What is being asked
Would you return the complete listing below word for word?

Exercise data

○ ○ ○ ○

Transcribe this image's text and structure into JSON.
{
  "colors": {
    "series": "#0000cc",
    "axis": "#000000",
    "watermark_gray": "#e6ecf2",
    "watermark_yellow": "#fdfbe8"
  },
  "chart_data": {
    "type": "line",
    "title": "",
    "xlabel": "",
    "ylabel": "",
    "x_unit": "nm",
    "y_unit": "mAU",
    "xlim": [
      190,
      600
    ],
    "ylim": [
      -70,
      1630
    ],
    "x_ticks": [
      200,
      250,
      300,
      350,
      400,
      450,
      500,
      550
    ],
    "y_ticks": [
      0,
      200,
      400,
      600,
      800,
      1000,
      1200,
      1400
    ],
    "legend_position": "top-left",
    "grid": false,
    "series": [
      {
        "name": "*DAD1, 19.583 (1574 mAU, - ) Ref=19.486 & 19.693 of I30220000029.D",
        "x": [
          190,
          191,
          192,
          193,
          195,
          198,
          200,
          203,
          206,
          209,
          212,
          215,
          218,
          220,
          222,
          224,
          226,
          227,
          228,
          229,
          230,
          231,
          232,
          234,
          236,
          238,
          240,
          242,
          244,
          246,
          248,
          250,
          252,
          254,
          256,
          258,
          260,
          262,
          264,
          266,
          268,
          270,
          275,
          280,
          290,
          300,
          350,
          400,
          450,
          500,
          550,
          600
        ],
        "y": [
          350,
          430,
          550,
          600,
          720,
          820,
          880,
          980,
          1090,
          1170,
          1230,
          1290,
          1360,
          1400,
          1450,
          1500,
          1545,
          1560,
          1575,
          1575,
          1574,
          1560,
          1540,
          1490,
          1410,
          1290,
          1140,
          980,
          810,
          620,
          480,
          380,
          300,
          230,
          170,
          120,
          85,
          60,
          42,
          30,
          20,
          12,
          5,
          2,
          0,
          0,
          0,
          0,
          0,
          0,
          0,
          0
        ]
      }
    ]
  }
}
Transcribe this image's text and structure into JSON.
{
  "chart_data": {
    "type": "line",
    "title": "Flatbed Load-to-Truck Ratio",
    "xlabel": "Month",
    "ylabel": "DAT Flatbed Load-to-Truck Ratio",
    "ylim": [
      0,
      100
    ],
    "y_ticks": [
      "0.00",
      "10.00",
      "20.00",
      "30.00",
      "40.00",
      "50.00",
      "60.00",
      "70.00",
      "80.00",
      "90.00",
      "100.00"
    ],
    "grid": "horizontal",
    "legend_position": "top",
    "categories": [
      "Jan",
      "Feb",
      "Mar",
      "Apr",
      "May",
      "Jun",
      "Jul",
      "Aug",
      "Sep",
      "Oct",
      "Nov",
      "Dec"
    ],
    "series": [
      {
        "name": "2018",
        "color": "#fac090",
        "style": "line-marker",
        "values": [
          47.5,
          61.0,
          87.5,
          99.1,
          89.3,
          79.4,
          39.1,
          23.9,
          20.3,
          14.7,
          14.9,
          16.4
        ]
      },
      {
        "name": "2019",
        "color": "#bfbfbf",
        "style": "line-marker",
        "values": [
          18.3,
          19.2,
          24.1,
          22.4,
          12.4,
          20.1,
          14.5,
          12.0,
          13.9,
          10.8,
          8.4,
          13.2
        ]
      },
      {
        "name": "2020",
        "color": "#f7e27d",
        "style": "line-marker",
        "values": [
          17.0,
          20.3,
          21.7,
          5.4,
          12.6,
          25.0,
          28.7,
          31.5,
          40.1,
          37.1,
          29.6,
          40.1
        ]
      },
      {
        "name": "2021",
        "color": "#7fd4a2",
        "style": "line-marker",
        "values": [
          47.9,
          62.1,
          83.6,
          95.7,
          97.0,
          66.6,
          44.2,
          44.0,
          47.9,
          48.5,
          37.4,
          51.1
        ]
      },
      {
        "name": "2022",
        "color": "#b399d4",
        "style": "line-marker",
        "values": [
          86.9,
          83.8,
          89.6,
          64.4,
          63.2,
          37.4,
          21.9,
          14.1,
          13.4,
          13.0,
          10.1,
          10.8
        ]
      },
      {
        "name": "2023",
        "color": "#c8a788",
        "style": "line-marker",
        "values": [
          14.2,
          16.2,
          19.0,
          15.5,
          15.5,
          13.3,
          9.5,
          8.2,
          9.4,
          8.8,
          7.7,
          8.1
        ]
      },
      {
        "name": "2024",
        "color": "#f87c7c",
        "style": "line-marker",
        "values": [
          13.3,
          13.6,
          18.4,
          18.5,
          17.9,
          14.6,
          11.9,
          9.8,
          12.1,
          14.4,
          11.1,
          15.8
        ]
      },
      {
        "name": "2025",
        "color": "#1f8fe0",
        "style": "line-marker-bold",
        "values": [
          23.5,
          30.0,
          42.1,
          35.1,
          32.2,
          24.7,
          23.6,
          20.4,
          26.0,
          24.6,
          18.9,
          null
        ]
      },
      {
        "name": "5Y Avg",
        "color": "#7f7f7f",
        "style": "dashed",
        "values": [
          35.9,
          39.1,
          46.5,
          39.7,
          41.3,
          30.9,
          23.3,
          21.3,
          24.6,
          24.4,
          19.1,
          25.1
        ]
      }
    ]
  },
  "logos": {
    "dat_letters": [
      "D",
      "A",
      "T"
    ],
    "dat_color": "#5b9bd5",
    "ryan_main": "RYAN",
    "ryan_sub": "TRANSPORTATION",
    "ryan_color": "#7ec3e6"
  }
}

○ ○ ○ ○

Solution for this problem
Transcribe this image's text and structure into JSON.
{
  "colors": {
    "series": "#0000cc",
    "axis": "#000000",
    "watermark_gray": "#e6ecf2",
    "watermark_yellow": "#fdfbe8"
  },
  "chart_data": {
    "type": "line",
    "title": "",
    "xlabel": "",
    "ylabel": "",
    "x_unit": "nm",
    "y_unit": "mAU",
    "xlim": [
      190,
      600
    ],
    "ylim": [
      -70,
      1630
    ],
    "x_ticks": [
      200,
      250,
      300,
      350,
      400,
      450,
      500,
      550
    ],
    "y_ticks": [
      0,
      200,
      400,
      600,
      800,
      1000,
      1200,
      1400
    ],
    "legend_position": "top-left",
    "grid": false,
    "series": [
      {
        "name": "*DAD1, 19.583 (1574 mAU, - ) Ref=19.486 & 19.693 of I30220000029.D",
        "x": [
          190,
          191,
          192,
          193,
          195,
          198,
          200,
          203,
          206,
          209,
          212,
          215,
          218,
          220,
          222,
          224,
          226,
          227,
          228,
          229,
          230,
          231,
          232,
          234,
          236,
          238,
          240,
          242,
          244,
          246,
          248,
          250,
          252,
          254,
          256,
          258,
          260,
          262,
          264,
          266,
          268,
          270,
          275,
          280,
          290,
          300,
          350,
          400,
          450,
          500,
          550,
          600
        ],
        "y": [
          350,
          430,
          550,
          600,
          720,
          820,
          880,
          980,
          1090,
          1170,
          1230,
          1290,
          1360,
          1400,
          1450,
          1500,
          1545,
          1560,
          1575,
          1575,
          1574,
          1560,
          1540,
          1490,
          1410,
          1290,
          1140,
          980,
          810,
          620,
          480,
          380,
          300,
          230,
          170,
          120,
          85,
          60,
          42,
          30,
          20,
          12,
          5,
          2,
          0,
          0,
          0,
          0,
          0,
          0,
          0,
          0
        ]
      }
    ]
  }
}
Transcribe this image's text and structure into JSON.
{
  "chart_data": {
    "type": "line",
    "title": "Flatbed Load-to-Truck Ratio",
    "xlabel": "Month",
    "ylabel": "DAT Flatbed Load-to-Truck Ratio",
    "ylim": [
      0,
      100
    ],
    "y_ticks": [
      "0.00",
      "10.00",
      "20.00",
      "30.00",
      "40.00",
      "50.00",
      "60.00",
      "70.00",
      "80.00",
      "90.00",
      "100.00"
    ],
    "grid": "horizontal",
    "legend_position": "top",
    "categories": [
      "Jan",
      "Feb",
      "Mar",
      "Apr",
      "May",
      "Jun",
      "Jul",
      "Aug",
      "Sep",
      "Oct",
      "Nov",
      "Dec"
    ],
    "series": [
      {
        "name": "2018",
        "color": "#fac090",
        "style": "line-marker",
        "values": [
          47.5,
          61.0,
          87.5,
          99.1,
          89.3,
          79.4,
          39.1,
          23.9,
          20.3,
          14.7,
          14.9,
          16.4
        ]
      },
      {
        "name": "2019",
        "color": "#bfbfbf",
        "style": "line-marker",
        "values": [
          18.3,
          19.2,
          24.1,
          22.4,
          12.4,
          20.1,
          14.5,
          12.0,
          13.9,
          10.8,
          8.4,
          13.2
        ]
      },
      {
        "name": "2020",
        "color": "#f7e27d",
        "style": "line-marker",
        "values": [
          17.0,
          20.3,
          21.7,
          5.4,
          12.6,
          25.0,
          28.7,
          31.5,
          40.1,
          37.1,
          29.6,
          40.1
        ]
      },
      {
        "name": "2021",
        "color": "#7fd4a2",
        "style": "line-marker",
        "values": [
          47.9,
          62.1,
          83.6,
          95.7,
          97.0,
          66.6,
          44.2,
          44.0,
          47.9,
          48.5,
          37.4,
          51.1
        ]
      },
      {
        "name": "2022",
        "color": "#b399d4",
        "style": "line-marker",
        "values": [
          86.9,
          83.8,
          89.6,
          64.4,
          63.2,
          37.4,
          21.9,
          14.1,
          13.4,
          13.0,
          10.1,
          10.8
        ]
      },
      {
        "name": "2023",
        "color": "#c8a788",
        "style": "line-marker",
        "values": [
          14.2,
          16.2,
          19.0,
          15.5,
          15.5,
          13.3,
          9.5,
          8.2,
          9.4,
          8.8,
          7.7,
          8.1
        ]
      },
      {
        "name": "2024",
        "color": "#f87c7c",
        "style": "line-marker",
        "values": [
          13.3,
          13.6,
          18.4,
          18.5,
          17.9,
          14.6,
          11.9,
          9.8,
          12.1,
          14.4,
          11.1,
          15.8
        ]
      },
      {
        "name": "2025",
        "color": "#1f8fe0",
        "style": "line-marker-bold",
        "values": [
          23.5,
          30.0,
          42.1,
          35.1,
          32.2,
          24.7,
          23.6,
          20.4,
          26.0,
          24.6,
          18.9,
          null
        ]
      },
      {
        "name": "5Y Avg",
        "color": "#7f7f7f",
        "style": "dashed",
        "values": [
          35.9,
          39.1,
          46.5,
          39.7,
          41.3,
          30.9,
          23.3,
          21.3,
          24.6,
          24.4,
          19.1,
          25.1
        ]
      }
    ]
  },
  "logos": {
    "dat_letters": [
      "D",
      "A",
      "T"
    ],
    "dat_color": "#5b9bd5",
    "ryan_main": "RYAN",
    "ryan_sub": "TRANSPORTATION",
    "ryan_color": "#7ec3e6"
  }
}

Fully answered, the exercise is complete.